Text provided:
*** Begin section ***

The Chief Executive Officer of the Korle-Bu Teaching Hospital, Prof Nii Oto Nartey, has stressed the need for health authorities to treat breast cancer with the same urgency accorded to HIV/AIDS.
He said it was clear from research that education and sensitisation programmes on breast cancer awareness was not widespread enough or had not been well absorbed by people, judging from the fact that half of the sufferers of the disease visited the hospital when the disease was at an advanced stage.
Prof Nartey said whereas in other countries mammograms were used periodically as part of the general screening of patients, in countries like Ghana it was only resorted to when doctors demanded a thorough examination of the breast, adding that prevention programmes were limited to annual breast cancer awareness programmes by private organisations.
Prof Nartey made the statement at the opening of a Regional African Co-operation Research Agreement (AFRA) Training Course in Breast Cancer in Accra.

*** End section ***

Data excerpts:
*** Begin section ***

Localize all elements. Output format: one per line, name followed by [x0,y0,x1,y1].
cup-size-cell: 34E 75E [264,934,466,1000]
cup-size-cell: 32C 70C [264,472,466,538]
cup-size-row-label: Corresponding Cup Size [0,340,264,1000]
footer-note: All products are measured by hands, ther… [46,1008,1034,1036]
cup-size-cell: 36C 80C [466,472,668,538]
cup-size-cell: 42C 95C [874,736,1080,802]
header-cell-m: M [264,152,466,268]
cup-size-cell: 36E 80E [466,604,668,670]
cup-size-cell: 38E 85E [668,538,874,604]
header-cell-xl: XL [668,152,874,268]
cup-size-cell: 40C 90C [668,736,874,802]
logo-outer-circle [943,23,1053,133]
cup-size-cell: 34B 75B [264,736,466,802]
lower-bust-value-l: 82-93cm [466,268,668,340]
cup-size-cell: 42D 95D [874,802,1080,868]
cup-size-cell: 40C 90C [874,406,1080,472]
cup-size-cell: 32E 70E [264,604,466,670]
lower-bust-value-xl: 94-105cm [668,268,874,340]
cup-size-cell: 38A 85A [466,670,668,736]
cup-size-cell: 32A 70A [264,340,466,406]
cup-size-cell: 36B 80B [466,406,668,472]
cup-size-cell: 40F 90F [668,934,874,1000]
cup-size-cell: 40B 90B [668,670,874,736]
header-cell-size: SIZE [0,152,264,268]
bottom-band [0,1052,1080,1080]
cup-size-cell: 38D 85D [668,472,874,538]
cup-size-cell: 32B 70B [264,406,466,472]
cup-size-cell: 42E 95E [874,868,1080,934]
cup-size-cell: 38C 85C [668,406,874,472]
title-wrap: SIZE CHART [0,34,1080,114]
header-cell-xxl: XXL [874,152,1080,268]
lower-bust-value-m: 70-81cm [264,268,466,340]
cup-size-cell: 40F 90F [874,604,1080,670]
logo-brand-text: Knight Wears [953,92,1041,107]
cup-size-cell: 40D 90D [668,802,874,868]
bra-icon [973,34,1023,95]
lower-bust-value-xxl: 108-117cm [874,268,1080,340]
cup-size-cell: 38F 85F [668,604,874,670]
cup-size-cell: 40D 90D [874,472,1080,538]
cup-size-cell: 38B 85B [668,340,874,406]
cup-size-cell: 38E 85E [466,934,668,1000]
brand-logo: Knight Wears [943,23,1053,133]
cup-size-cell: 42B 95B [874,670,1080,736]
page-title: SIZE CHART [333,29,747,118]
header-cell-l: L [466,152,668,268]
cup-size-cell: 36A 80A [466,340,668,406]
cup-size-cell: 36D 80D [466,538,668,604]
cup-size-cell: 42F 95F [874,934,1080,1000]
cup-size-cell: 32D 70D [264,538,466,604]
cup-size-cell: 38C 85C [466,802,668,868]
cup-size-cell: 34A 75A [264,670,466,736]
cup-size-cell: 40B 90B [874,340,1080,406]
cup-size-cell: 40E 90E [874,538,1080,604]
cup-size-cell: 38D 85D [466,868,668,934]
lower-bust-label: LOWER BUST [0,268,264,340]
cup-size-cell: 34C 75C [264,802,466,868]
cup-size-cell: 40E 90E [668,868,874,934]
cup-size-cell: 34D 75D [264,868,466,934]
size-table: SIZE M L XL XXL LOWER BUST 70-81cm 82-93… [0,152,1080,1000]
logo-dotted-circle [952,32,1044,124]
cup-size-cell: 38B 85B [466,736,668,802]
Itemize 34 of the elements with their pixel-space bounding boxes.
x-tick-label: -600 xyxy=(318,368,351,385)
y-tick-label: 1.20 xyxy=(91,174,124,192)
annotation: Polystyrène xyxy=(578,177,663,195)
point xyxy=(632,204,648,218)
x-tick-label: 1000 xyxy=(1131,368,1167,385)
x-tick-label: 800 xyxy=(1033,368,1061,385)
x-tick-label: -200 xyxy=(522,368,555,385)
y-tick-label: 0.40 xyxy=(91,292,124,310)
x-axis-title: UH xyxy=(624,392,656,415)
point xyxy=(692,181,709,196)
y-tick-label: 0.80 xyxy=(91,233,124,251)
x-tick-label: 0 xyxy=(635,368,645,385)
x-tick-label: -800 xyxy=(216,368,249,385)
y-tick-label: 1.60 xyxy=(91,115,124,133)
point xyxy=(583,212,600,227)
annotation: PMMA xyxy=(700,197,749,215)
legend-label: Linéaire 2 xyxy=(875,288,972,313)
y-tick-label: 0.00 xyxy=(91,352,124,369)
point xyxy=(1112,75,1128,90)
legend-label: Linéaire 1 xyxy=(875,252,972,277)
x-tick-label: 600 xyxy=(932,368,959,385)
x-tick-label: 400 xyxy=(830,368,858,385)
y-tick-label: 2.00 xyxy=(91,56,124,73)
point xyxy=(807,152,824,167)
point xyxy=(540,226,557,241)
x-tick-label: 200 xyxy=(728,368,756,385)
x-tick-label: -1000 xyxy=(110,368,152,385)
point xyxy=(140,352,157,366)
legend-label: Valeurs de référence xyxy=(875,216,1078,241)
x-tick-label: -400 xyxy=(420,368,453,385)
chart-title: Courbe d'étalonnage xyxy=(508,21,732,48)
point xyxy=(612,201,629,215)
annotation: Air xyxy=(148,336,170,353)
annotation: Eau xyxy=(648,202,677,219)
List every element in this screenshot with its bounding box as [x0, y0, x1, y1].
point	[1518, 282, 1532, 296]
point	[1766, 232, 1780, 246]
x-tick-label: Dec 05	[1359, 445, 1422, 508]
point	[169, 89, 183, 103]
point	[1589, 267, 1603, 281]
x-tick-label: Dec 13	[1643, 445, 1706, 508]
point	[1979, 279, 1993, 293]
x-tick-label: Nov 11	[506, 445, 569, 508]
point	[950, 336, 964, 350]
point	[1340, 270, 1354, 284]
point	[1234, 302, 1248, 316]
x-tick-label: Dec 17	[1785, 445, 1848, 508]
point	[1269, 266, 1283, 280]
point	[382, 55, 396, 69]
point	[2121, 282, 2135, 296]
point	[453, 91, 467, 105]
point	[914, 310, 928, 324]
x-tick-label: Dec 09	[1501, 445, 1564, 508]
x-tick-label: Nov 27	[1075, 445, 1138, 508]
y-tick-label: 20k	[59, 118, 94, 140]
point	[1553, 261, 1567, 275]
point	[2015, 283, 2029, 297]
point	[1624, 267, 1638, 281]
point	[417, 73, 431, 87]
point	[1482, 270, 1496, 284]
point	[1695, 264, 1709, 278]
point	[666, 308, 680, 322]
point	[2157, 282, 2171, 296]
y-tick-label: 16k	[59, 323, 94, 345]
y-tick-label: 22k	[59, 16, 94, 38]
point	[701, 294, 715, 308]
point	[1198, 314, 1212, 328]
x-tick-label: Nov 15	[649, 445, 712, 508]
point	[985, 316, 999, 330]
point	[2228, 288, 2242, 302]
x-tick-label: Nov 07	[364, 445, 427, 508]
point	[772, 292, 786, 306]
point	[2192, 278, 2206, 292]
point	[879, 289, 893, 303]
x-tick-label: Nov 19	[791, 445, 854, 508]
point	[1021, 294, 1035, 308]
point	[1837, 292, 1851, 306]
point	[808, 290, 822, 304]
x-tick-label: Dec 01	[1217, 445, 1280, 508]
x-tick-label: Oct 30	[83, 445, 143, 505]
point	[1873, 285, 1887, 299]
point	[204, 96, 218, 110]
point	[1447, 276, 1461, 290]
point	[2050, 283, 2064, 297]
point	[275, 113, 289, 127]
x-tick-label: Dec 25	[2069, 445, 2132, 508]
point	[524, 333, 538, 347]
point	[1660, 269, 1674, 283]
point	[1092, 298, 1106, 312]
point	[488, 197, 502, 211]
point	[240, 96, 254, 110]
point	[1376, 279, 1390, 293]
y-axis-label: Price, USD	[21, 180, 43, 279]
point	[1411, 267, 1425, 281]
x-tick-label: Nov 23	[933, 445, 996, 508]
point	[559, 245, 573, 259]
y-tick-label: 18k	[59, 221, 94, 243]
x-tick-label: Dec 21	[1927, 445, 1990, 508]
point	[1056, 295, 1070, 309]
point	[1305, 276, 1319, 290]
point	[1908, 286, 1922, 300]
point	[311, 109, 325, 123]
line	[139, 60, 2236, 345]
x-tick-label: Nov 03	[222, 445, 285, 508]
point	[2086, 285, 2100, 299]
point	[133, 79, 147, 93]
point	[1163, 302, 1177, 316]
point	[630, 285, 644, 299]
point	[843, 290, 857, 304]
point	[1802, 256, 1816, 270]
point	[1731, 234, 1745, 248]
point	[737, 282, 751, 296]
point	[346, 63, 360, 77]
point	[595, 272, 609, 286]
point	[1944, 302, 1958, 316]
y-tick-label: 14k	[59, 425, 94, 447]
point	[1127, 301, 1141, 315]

*** End section ***

Aim of the exercise: Duplicate the part of the article on breast cancer at Korle-Bu that opens with the words containing "He said it was" and closes with "Cancer in Accra.". The material plays no part in the work that comes next.

Solution to the problem:
He said it was clear from research that education and sensitisation programmes on breast cancer awareness was not widespread enough or had not been well absorbed by people, judging from the fact that half of the sufferers of the disease visited the hospital when the disease was at an advanced stage.
Prof Nartey said whereas in other countries mammograms were used periodically as part of the general screening of patients, in countries like Ghana it was only resorted to when doctors demanded a thorough examination of the breast, adding that prevention programmes were limited to annual breast cancer awareness programmes by private organisations.
Prof Nartey made the statement at the opening of a Regional African Co-operation Research Agreement (AFRA) Training Course in Breast Cancer in Accra.